* PROBLEM TO SOLVE *
Go through the lines below and copy each one that holds the string "bullet".

* INFORMATION SHOWN *
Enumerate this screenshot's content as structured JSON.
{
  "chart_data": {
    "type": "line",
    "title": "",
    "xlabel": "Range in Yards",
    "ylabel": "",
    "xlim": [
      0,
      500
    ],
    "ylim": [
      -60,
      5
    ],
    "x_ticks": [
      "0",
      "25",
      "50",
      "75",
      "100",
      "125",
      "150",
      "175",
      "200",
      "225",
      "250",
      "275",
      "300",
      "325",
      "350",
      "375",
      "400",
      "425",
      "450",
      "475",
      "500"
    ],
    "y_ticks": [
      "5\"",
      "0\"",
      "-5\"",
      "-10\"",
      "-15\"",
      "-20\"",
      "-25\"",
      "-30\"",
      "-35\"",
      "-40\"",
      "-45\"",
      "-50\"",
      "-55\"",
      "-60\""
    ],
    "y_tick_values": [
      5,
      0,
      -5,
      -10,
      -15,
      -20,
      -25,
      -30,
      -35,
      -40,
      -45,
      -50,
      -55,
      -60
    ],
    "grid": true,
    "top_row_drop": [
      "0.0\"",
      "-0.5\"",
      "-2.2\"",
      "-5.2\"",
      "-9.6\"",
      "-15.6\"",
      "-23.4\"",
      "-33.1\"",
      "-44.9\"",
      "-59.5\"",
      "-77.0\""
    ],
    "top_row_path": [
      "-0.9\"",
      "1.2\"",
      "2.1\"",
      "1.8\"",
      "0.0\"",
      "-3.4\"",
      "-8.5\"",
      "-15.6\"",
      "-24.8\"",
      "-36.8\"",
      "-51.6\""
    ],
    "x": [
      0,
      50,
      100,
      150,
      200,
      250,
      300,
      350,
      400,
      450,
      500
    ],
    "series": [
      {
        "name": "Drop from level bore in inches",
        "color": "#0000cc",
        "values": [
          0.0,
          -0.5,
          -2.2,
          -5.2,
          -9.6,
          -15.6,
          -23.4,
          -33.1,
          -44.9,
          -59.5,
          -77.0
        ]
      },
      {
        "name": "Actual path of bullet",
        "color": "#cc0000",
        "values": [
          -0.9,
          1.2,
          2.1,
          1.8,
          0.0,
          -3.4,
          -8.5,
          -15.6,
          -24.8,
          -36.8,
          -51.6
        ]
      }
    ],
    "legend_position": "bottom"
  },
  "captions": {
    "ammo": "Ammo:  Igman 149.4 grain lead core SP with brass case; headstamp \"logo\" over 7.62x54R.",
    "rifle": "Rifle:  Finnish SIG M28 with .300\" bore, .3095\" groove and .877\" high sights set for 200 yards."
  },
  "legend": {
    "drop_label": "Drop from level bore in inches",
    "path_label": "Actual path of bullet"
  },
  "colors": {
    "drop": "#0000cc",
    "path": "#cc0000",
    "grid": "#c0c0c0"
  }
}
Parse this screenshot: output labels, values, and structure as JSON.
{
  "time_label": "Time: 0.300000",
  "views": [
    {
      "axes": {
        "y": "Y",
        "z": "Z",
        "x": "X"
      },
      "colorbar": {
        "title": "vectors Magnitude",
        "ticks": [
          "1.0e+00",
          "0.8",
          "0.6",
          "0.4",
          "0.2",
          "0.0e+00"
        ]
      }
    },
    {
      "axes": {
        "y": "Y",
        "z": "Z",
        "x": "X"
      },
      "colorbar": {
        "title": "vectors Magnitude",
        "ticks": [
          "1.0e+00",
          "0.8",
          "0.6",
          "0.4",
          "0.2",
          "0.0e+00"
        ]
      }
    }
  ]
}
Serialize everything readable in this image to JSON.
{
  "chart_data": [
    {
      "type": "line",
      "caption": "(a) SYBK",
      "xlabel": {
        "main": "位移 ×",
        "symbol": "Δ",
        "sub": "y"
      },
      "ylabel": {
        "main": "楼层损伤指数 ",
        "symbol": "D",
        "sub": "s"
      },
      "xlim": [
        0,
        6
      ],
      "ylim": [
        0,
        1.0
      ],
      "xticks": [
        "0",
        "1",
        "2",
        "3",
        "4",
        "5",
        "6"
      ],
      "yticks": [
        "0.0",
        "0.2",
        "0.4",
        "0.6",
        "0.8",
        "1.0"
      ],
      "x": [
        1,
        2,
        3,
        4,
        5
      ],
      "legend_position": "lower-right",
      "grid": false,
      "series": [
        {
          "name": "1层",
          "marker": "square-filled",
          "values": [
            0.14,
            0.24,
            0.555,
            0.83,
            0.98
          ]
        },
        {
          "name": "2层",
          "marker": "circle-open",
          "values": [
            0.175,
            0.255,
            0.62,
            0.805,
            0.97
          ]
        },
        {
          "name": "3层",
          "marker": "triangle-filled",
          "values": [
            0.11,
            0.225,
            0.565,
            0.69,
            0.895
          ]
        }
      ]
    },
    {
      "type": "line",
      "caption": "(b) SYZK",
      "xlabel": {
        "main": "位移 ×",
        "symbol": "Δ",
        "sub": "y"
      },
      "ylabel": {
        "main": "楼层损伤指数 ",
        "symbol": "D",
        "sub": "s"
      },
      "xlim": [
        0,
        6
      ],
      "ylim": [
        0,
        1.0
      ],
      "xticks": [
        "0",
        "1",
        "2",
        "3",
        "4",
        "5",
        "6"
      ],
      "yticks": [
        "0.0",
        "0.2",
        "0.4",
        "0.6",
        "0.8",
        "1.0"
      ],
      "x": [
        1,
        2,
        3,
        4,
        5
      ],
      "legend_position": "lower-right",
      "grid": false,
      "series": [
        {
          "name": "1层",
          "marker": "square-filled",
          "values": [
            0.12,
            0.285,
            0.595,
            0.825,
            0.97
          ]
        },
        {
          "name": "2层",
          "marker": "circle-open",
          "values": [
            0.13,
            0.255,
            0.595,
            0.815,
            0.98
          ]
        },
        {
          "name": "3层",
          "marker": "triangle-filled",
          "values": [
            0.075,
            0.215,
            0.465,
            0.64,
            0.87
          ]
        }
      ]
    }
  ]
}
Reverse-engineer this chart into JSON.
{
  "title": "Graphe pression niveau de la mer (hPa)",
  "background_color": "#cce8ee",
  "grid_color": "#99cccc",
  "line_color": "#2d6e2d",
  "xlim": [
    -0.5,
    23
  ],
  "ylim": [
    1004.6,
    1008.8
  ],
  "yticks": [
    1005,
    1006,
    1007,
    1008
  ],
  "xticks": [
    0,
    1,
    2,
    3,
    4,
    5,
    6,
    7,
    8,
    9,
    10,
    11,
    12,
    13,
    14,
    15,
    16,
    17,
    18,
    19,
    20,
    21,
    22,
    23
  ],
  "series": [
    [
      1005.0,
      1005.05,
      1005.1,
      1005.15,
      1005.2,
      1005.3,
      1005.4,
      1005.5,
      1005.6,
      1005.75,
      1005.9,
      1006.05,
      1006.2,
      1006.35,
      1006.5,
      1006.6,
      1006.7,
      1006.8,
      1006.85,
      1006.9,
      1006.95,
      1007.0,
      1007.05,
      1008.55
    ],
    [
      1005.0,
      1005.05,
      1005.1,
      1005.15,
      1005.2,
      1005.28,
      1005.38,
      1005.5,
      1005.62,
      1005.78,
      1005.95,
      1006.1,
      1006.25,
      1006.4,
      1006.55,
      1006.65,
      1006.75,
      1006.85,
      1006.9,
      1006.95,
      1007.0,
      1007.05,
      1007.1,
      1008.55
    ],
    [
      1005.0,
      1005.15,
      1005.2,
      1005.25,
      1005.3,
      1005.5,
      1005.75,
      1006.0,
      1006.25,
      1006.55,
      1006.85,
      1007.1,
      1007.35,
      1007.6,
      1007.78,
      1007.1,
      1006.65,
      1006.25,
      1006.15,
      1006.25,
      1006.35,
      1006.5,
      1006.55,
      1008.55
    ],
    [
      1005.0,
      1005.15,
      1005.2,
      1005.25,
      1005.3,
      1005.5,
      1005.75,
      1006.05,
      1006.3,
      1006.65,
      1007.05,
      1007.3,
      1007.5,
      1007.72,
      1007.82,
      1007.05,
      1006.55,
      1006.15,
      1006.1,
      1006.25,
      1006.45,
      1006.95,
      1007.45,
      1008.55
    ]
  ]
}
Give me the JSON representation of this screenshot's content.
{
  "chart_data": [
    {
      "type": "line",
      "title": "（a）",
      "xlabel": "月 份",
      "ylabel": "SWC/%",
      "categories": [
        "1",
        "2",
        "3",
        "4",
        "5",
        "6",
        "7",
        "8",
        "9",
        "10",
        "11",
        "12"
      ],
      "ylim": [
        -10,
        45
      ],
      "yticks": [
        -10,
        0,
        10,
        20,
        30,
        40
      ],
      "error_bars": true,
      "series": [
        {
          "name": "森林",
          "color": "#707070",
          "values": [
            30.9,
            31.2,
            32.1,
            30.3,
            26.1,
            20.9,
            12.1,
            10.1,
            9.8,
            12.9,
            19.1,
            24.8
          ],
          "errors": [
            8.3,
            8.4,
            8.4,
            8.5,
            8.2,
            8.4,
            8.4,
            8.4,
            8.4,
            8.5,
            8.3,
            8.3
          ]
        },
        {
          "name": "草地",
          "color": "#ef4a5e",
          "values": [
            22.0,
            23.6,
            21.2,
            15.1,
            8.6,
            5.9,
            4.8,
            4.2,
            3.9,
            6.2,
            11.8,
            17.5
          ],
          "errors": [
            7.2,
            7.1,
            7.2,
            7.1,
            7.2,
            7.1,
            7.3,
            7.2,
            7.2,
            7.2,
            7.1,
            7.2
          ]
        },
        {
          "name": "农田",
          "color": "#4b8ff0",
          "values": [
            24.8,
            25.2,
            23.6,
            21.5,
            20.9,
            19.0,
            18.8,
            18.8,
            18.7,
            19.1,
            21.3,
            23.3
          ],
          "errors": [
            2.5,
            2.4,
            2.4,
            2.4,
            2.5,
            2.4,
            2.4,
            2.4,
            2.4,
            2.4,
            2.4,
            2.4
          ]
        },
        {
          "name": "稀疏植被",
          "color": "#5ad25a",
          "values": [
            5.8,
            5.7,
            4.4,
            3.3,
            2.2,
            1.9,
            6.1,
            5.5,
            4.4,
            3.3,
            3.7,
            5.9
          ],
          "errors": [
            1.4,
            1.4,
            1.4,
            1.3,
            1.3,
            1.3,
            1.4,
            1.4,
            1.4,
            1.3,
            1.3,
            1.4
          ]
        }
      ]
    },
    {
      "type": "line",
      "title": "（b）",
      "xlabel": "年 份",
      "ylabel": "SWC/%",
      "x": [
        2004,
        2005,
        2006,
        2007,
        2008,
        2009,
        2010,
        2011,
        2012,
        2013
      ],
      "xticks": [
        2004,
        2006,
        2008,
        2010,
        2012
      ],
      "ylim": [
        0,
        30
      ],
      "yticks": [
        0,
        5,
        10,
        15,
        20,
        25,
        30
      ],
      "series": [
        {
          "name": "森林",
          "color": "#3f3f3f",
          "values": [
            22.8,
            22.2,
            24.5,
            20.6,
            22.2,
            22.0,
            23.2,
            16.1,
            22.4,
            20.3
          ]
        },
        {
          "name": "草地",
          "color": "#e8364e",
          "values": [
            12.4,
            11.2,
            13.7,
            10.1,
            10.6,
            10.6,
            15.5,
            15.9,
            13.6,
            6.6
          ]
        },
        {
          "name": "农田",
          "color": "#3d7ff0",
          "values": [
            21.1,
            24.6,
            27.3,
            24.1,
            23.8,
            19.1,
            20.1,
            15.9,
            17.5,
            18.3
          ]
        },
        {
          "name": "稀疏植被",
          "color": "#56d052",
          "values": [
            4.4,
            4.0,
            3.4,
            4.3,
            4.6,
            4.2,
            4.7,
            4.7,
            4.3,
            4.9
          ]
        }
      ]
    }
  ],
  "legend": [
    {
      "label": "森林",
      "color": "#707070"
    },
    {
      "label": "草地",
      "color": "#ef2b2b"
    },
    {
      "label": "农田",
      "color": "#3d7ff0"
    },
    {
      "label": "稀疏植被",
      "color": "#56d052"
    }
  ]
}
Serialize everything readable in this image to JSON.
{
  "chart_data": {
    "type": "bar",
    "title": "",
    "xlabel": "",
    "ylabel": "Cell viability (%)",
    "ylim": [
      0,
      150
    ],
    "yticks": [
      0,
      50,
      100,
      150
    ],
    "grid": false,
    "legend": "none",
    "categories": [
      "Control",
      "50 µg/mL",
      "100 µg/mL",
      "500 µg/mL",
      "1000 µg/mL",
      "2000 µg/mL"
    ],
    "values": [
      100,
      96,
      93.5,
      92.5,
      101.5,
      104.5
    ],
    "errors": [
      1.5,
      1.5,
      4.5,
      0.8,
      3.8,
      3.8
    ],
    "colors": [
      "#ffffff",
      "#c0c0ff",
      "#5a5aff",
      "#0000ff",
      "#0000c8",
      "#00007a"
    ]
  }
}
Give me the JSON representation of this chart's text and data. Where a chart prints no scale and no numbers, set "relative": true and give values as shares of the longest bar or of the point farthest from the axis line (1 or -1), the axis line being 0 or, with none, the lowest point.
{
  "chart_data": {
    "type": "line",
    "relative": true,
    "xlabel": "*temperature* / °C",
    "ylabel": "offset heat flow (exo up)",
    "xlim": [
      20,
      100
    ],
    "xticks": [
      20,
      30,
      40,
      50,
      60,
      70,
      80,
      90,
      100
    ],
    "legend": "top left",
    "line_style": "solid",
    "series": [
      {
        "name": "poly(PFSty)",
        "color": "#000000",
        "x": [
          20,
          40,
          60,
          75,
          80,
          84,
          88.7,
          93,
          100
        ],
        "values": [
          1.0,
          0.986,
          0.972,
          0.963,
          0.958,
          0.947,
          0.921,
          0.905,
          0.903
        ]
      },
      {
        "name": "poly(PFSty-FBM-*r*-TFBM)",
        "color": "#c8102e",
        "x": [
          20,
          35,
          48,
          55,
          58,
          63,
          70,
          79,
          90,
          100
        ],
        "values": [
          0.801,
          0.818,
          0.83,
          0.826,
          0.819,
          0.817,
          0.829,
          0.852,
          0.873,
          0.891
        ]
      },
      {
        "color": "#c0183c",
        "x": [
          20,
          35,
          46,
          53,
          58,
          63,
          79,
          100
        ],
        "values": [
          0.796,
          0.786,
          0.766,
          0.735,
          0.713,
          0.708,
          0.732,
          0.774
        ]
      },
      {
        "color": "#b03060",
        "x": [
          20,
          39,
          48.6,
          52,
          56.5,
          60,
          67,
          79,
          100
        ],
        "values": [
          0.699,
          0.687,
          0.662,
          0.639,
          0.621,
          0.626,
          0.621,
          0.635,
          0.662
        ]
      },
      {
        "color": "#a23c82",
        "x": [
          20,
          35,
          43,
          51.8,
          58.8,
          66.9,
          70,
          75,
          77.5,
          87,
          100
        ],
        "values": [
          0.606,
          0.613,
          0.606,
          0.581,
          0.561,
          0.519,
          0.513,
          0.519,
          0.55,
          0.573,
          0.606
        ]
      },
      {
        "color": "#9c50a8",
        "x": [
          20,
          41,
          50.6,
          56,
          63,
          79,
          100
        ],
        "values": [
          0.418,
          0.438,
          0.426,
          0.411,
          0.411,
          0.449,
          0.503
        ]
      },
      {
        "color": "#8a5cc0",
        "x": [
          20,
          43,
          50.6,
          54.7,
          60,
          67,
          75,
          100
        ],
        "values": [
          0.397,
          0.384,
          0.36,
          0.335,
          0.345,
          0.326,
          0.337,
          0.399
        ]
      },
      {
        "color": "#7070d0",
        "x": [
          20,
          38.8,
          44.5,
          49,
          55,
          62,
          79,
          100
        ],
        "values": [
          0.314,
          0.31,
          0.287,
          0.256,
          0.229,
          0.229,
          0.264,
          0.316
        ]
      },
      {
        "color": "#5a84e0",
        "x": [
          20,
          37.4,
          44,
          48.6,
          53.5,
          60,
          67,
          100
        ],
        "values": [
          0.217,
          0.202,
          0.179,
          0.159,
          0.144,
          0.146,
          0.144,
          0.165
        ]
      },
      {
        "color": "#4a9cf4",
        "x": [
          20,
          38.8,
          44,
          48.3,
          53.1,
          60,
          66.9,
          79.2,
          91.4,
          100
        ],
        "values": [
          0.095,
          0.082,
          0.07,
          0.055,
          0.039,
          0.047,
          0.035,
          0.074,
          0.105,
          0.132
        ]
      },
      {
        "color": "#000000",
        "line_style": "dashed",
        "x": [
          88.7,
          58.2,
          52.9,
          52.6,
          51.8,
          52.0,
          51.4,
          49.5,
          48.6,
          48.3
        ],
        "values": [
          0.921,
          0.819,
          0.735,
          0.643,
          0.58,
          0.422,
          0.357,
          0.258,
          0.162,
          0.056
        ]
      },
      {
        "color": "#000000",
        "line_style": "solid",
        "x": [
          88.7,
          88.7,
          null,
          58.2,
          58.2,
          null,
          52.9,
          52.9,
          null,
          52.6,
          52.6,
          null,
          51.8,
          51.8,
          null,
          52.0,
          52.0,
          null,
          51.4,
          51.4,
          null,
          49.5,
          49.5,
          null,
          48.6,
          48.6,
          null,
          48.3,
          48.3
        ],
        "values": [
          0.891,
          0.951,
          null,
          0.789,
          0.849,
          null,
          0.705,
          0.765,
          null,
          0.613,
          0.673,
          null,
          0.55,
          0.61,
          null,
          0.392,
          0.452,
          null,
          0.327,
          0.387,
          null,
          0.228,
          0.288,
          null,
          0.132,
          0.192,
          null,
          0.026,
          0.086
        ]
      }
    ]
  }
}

* CORRECT ANSWER *
        "name": "Actual path of bullet",
    "path_label": "Actual path of bullet"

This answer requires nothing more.